Data for this exercise
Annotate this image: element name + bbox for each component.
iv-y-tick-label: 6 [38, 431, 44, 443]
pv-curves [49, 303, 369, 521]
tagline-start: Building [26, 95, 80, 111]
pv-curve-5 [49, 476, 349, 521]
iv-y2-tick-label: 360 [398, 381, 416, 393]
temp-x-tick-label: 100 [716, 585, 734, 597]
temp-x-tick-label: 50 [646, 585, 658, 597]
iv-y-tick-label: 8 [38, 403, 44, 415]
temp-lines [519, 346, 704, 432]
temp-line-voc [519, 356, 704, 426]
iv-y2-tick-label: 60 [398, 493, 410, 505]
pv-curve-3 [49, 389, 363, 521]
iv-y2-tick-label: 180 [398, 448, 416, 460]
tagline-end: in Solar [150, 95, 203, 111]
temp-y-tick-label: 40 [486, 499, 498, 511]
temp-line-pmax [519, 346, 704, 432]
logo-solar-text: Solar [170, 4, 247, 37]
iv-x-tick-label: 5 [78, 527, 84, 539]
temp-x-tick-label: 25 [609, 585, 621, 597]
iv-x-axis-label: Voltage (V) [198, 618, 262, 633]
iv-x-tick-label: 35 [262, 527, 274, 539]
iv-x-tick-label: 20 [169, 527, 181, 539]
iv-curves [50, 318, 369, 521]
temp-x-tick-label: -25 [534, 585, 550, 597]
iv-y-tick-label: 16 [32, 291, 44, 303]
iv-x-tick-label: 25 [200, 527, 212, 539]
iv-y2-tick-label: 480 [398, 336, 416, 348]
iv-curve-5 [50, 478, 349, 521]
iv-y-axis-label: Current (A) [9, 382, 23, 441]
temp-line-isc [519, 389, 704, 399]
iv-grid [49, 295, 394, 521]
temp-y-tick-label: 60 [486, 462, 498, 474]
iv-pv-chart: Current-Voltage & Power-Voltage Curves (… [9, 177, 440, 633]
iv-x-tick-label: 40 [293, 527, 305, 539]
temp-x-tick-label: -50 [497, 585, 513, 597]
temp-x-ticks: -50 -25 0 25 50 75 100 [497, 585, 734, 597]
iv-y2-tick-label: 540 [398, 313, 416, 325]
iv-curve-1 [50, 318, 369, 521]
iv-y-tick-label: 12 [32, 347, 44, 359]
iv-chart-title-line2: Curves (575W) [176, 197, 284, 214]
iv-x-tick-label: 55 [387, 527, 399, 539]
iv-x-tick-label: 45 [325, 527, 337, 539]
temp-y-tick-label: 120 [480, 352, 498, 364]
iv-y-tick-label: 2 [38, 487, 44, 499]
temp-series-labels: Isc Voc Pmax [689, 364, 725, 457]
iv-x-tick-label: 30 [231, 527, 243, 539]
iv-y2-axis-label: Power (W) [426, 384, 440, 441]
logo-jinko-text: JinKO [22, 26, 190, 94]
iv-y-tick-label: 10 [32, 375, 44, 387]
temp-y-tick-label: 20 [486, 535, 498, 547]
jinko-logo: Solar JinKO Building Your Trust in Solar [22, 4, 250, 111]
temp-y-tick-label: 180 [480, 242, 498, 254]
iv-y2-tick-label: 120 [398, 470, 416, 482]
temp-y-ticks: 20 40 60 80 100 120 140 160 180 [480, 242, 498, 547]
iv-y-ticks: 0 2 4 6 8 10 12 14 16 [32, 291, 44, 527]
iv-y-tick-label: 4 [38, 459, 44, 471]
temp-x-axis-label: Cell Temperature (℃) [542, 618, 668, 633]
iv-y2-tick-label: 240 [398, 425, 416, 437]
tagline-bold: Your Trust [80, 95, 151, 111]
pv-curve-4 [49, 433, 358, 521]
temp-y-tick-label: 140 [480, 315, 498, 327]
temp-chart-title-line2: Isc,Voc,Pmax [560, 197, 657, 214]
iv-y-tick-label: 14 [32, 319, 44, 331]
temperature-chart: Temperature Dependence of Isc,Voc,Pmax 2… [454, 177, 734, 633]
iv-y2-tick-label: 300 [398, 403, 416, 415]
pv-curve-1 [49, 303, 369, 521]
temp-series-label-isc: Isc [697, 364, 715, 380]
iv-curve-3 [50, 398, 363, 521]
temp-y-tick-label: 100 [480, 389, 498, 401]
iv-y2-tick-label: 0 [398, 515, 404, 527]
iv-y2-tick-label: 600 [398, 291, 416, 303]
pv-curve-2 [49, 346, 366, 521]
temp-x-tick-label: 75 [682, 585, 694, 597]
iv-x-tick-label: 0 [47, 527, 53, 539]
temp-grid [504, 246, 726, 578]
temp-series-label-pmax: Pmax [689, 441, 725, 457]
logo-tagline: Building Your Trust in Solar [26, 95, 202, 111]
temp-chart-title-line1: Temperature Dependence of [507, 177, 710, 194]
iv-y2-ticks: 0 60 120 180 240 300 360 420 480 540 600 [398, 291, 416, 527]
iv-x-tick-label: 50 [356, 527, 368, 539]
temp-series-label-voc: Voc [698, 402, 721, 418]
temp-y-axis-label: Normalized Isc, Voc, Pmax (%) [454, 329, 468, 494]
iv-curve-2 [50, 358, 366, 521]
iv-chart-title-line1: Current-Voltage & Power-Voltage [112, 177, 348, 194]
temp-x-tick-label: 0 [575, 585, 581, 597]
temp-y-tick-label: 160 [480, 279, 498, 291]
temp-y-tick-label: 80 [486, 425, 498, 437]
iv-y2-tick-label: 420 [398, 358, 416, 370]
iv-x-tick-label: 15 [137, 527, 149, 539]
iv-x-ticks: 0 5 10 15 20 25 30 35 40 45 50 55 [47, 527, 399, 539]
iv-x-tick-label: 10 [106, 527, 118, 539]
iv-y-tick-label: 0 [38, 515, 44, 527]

Written problem
Take the material from its first line through the line that contains "temp-y-tick-label: 120 [480, 352, 498, 364]", including both, and rewrite those lines as a JSON list of strings, one string per line, with blank lines omitted.

The output
[
  "Annotate this image: element name + bbox for each component.",
  "iv-y-tick-label: 6 [38, 431, 44, 443]",
  "pv-curves [49, 303, 369, 521]",
  "tagline-start: Building [26, 95, 80, 111]",
  "pv-curve-5 [49, 476, 349, 521]",
  "iv-y2-tick-label: 360 [398, 381, 416, 393]",
  "temp-x-tick-label: 100 [716, 585, 734, 597]",
  "temp-x-tick-label: 50 [646, 585, 658, 597]",
  "iv-y-tick-label: 8 [38, 403, 44, 415]",
  "temp-lines [519, 346, 704, 432]",
  "temp-line-voc [519, 356, 704, 426]",
  "iv-y2-tick-label: 60 [398, 493, 410, 505]",
  "pv-curve-3 [49, 389, 363, 521]",
  "iv-y2-tick-label: 180 [398, 448, 416, 460]",
  "tagline-end: in Solar [150, 95, 203, 111]",
  "temp-y-tick-label: 40 [486, 499, 498, 511]",
  "temp-line-pmax [519, 346, 704, 432]",
  "logo-solar-text: Solar [170, 4, 247, 37]",
  "iv-x-tick-label: 5 [78, 527, 84, 539]",
  "temp-x-tick-label: 25 [609, 585, 621, 597]",
  "iv-x-axis-label: Voltage (V) [198, 618, 262, 633]",
  "iv-x-tick-label: 35 [262, 527, 274, 539]",
  "iv-x-tick-label: 20 [169, 527, 181, 539]",
  "iv-curves [50, 318, 369, 521]",
  "temp-x-tick-label: -25 [534, 585, 550, 597]",
  "iv-y-tick-label: 16 [32, 291, 44, 303]",
  "iv-x-tick-label: 25 [200, 527, 212, 539]",
  "iv-y2-tick-label: 480 [398, 336, 416, 348]",
  "iv-curve-5 [50, 478, 349, 521]",
  "iv-y-axis-label: Current (A) [9, 382, 23, 441]",
  "temp-line-isc [519, 389, 704, 399]",
  "iv-grid [49, 295, 394, 521]",
  "temp-y-tick-label: 60 [486, 462, 498, 474]",
  "iv-pv-chart: Current-Voltage & Power-Voltage Curves (… [9, 177, 440, 633]",
  "iv-x-tick-label: 40 [293, 527, 305, 539]",
  "temp-x-tick-label: -50 [497, 585, 513, 597]",
  "temp-x-ticks: -50 -25 0 25 50 75 100 [497, 585, 734, 597]",
  "iv-y2-tick-label: 540 [398, 313, 416, 325]",
  "iv-curve-1 [50, 318, 369, 521]",
  "iv-y-tick-label: 12 [32, 347, 44, 359]",
  "iv-chart-title-line2: Curves (575W) [176, 197, 284, 214]",
  "iv-x-tick-label: 55 [387, 527, 399, 539]",
  "iv-x-tick-label: 45 [325, 527, 337, 539]",
  "temp-y-tick-label: 120 [480, 352, 498, 364]"
]